#### [Challenge]
Find every line of the listing below where "CONFERINȚE" appears, and copy it.

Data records

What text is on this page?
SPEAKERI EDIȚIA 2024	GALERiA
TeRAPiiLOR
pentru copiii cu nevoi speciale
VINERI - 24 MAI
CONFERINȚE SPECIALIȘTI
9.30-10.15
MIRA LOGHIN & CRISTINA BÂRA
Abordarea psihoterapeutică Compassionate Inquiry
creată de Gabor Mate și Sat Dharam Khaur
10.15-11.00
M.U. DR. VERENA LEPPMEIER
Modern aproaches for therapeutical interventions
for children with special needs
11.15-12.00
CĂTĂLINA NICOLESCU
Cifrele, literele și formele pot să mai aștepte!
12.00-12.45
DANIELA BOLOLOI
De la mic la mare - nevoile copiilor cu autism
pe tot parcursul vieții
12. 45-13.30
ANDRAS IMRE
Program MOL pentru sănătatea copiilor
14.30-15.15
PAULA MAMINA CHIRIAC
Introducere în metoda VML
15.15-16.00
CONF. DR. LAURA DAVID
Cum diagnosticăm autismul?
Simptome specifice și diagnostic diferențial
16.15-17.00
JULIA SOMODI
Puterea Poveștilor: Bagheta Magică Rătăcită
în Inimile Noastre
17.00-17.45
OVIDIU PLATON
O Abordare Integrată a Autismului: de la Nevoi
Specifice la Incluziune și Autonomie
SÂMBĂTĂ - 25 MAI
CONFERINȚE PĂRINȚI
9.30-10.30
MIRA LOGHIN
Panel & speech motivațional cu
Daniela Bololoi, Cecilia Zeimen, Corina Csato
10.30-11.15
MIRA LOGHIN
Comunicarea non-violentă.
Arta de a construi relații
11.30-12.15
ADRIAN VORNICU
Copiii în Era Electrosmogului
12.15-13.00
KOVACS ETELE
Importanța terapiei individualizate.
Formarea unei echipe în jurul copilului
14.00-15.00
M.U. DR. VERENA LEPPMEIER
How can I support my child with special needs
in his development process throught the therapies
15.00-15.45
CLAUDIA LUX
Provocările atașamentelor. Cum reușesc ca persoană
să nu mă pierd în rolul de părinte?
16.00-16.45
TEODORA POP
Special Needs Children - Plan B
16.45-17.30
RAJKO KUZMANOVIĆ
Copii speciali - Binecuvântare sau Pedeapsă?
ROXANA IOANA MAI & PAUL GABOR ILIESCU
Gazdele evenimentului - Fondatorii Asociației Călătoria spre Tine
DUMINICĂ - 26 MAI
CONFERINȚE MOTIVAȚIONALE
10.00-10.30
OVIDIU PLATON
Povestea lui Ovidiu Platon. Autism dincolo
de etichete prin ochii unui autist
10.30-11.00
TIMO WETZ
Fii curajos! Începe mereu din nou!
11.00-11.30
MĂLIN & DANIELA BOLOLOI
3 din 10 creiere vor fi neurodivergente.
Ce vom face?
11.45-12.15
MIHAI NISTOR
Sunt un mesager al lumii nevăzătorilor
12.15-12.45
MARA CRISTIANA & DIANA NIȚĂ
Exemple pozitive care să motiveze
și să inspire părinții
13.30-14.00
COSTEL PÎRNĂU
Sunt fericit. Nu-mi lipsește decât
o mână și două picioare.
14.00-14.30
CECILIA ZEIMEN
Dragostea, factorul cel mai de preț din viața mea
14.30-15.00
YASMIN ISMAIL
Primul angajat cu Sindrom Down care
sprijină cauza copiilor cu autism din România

#### [Right answer]
CONFERINȚE SPECIALIȘTI
CONFERINȚE PĂRINȚI
CONFERINȚE MOTIVAȚIONALE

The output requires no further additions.